• **Dataset entries**

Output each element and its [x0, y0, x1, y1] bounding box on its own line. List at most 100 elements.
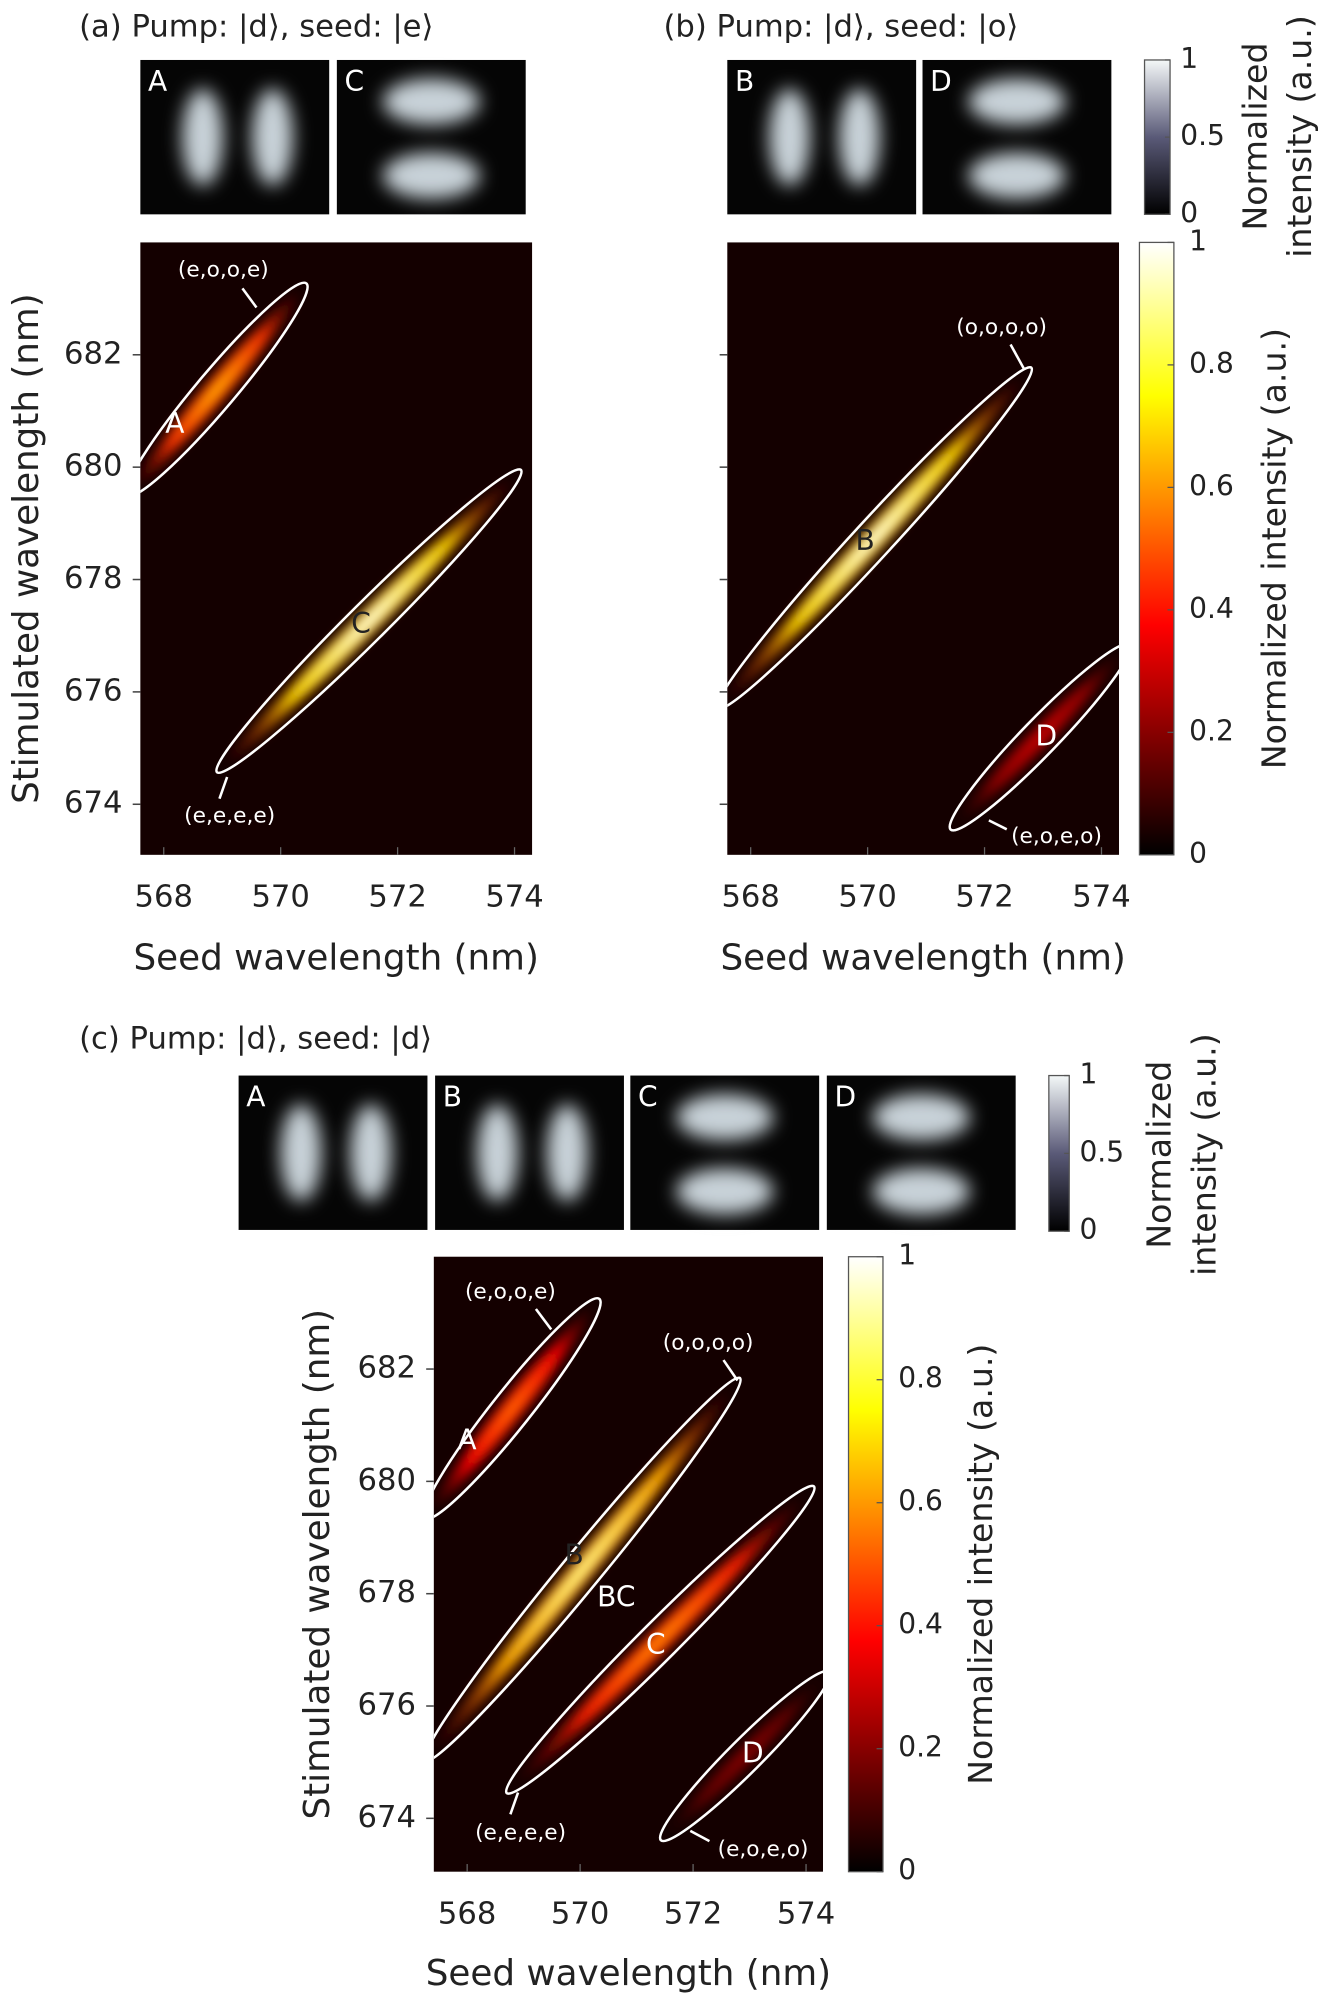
band-intensity: [433, 1387, 733, 1752]
y-tick-label: 676: [358, 1688, 416, 1723]
band-outline: [433, 1296, 602, 1521]
band-outline: [215, 468, 523, 775]
band-intensity: [433, 1303, 596, 1514]
colorbar-tick-label: 1: [898, 1239, 916, 1272]
band-intensity: [140, 288, 303, 491]
band-label: A: [457, 1424, 476, 1457]
mode-lobe: [280, 1104, 322, 1202]
mode-image: A: [140, 59, 330, 215]
colorbar-label: Normalized intensity (a.u.): [961, 1344, 1000, 1785]
y-tick-label: 676: [64, 673, 122, 708]
mode-lobe: [382, 78, 480, 125]
x-axis-label: Seed wavelength (nm): [720, 937, 1125, 978]
colorbar-tick-label: 0: [1189, 837, 1207, 870]
tag-leader: [689, 1829, 711, 1843]
y-axis-label: Stimulated wavelength (nm): [297, 1309, 338, 1820]
x-axis-label: Seed wavelength (nm): [134, 937, 539, 978]
mode-colorbar-label: Normalized: [1235, 43, 1274, 231]
mode-lobe: [382, 152, 480, 199]
panel-title: (b) Pump: |d⟩, seed: |o⟩: [664, 10, 1019, 45]
x-tick-label: 568: [721, 880, 779, 915]
mode-label: B: [735, 65, 754, 98]
tag-leader: [534, 1308, 553, 1331]
heatmap-bg: [727, 242, 1120, 855]
tag-leader: [722, 1359, 739, 1382]
heatmap-bg: [433, 1256, 823, 1872]
x-tick-label: 570: [551, 1897, 609, 1932]
mode-label: B: [443, 1081, 462, 1114]
heatmap-content: [727, 365, 1120, 832]
band: [504, 1484, 816, 1795]
mode-label: A: [246, 1081, 265, 1114]
x-tick-label: 572: [368, 880, 426, 915]
mode-colorbar-label: intensity (a.u.): [1280, 15, 1319, 258]
mode-label: D: [930, 65, 952, 98]
annotation: BC: [597, 1581, 635, 1614]
band: [433, 1376, 742, 1763]
colorbar-tick-label: 0.4: [1189, 592, 1234, 625]
tag-leader: [241, 287, 258, 309]
y-tick-label: 680: [64, 449, 122, 484]
band-intensity: [513, 1493, 807, 1786]
mode-lobe: [252, 88, 293, 186]
colorbar: [1138, 241, 1175, 856]
colorbar-tick-label: 0.4: [898, 1608, 943, 1641]
mode-colorbar-label: Normalized: [1140, 1061, 1179, 1249]
x-tick-label: 574: [1072, 880, 1130, 915]
mode-lobe: [182, 88, 224, 186]
x-tick-label: 568: [438, 1897, 496, 1932]
mode-lobe: [968, 152, 1066, 199]
mode-image: D: [922, 59, 1112, 215]
band-tag: (e,e,e,e): [184, 804, 275, 829]
band-label: C: [646, 1628, 666, 1661]
mode-lobe: [769, 88, 811, 186]
mode-image: B: [435, 1075, 624, 1230]
band-tag: (e,e,e,e): [475, 1820, 566, 1845]
y-tick-label: 680: [358, 1463, 416, 1498]
colorbar-tick-label: 0.6: [1189, 469, 1234, 502]
mode-lobe: [350, 1104, 392, 1202]
tag-leader: [988, 819, 1008, 831]
band-intensity: [664, 1675, 823, 1837]
colorbar-tick-label: 0.2: [1189, 714, 1234, 747]
band-label: C: [351, 607, 371, 640]
band-label: B: [565, 1539, 584, 1572]
x-tick-label: 572: [955, 880, 1013, 915]
y-tick-label: 678: [64, 561, 122, 596]
mode-label: D: [834, 1081, 856, 1114]
band-outline: [948, 642, 1120, 832]
band-intensity: [224, 477, 514, 766]
band-tag: (e,o,e,o): [1011, 824, 1102, 849]
mode-label: C: [638, 1081, 658, 1114]
mode-label: C: [345, 65, 365, 98]
colorbar-tick-label: 0.2: [898, 1731, 943, 1764]
band: [433, 1296, 602, 1521]
band-label: B: [855, 524, 874, 557]
band-outline: [140, 281, 309, 498]
mode-image: C: [336, 59, 526, 215]
band: [948, 642, 1120, 832]
mode-colorbar-label: intensity (a.u.): [1184, 1033, 1223, 1276]
band: [140, 281, 309, 498]
mode-image-bg: [140, 59, 330, 215]
y-tick-label: 674: [358, 1800, 416, 1835]
x-tick-label: 574: [485, 880, 543, 915]
colorbar-tick-label: 0.6: [898, 1485, 943, 1518]
mode-image: A: [238, 1075, 428, 1230]
mode-lobe: [676, 1094, 774, 1141]
band-tag: (e,o,o,e): [178, 257, 269, 282]
y-tick-label: 678: [358, 1575, 416, 1610]
mode-image: C: [630, 1075, 820, 1230]
band-intensity: [954, 648, 1120, 826]
panel-title: (a) Pump: |d⟩, seed: |e⟩: [79, 10, 433, 45]
mode-image: D: [826, 1075, 1016, 1230]
band-tag: (o,o,o,o): [956, 315, 1047, 340]
colorbar-tick-label: 0: [898, 1854, 916, 1887]
band-label: A: [165, 407, 184, 440]
mode-image-bg: [435, 1075, 624, 1230]
mode-lobe: [839, 88, 880, 186]
colorbar: [847, 1256, 884, 1873]
band-outline: [727, 365, 1034, 711]
band: [215, 468, 523, 775]
band-outline: [658, 1669, 823, 1843]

• **Task**
Copy the lines above verbatim, from the line containing "band-intensity: [433, 1387, 733, 1752]" to the line containing "colorbar-tick-label: 1: [898, 1239, 916, 1272]", including both of those lines.

• **Expected answer**
band-intensity: [433, 1387, 733, 1752]
y-tick-label: 676: [358, 1688, 416, 1723]
band-outline: [433, 1296, 602, 1521]
band-outline: [215, 468, 523, 775]
band-intensity: [433, 1303, 596, 1514]
colorbar-tick-label: 1: [898, 1239, 916, 1272]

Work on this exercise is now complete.